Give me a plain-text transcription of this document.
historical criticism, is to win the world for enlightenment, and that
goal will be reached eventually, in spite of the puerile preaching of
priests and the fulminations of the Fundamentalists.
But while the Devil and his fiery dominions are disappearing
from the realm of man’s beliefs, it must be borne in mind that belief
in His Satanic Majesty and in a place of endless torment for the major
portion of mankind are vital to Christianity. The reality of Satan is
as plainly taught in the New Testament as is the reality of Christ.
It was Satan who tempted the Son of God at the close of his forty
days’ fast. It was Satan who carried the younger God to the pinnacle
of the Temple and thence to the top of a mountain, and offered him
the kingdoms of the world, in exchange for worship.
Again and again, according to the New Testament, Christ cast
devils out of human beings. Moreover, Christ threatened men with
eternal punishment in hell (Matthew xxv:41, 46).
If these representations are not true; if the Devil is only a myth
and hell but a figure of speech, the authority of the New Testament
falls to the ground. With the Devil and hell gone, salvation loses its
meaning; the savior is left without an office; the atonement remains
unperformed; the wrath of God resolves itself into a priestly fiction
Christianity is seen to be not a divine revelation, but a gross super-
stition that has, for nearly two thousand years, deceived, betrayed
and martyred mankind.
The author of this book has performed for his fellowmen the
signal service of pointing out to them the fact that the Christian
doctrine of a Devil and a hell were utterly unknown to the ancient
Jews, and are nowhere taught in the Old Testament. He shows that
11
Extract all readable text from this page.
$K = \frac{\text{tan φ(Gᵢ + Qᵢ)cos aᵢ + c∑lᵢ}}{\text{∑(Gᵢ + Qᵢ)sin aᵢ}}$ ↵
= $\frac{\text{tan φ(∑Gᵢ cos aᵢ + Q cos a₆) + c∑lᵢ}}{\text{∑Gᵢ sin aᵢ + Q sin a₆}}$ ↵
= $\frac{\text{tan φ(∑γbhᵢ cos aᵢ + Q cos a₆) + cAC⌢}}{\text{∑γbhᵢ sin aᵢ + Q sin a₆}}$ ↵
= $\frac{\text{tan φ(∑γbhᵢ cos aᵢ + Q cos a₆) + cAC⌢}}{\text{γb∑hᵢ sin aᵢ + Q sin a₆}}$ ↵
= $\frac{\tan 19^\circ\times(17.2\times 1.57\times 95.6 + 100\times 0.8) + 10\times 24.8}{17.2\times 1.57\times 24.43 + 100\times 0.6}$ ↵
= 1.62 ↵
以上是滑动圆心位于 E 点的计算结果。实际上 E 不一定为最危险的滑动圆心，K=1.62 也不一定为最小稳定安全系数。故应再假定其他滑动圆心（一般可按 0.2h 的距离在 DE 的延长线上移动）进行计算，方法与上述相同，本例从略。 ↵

• _Exercise brief_
From the entries above, return each line with the word "frac" in it.

• _Response_
$K = \frac{\text{tan φ(Gᵢ + Qᵢ)cos aᵢ + c∑lᵢ}}{\text{∑(Gᵢ + Qᵢ)sin aᵢ}}$ ↵
= $\frac{\text{tan φ(∑Gᵢ cos aᵢ + Q cos a₆) + c∑lᵢ}}{\text{∑Gᵢ sin aᵢ + Q sin a₆}}$ ↵
= $\frac{\text{tan φ(∑γbhᵢ cos aᵢ + Q cos a₆) + cAC⌢}}{\text{∑γbhᵢ sin aᵢ + Q sin a₆}}$ ↵
= $\frac{\text{tan φ(∑γbhᵢ cos aᵢ + Q cos a₆) + cAC⌢}}{\text{γb∑hᵢ sin aᵢ + Q sin a₆}}$ ↵
= $\frac{\tan 19^\circ\times(17.2\times 1.57\times 95.6 + 100\times 0.8) + 10\times 24.8}{17.2\times 1.57\times 24.43 + 100\times 0.6}$ ↵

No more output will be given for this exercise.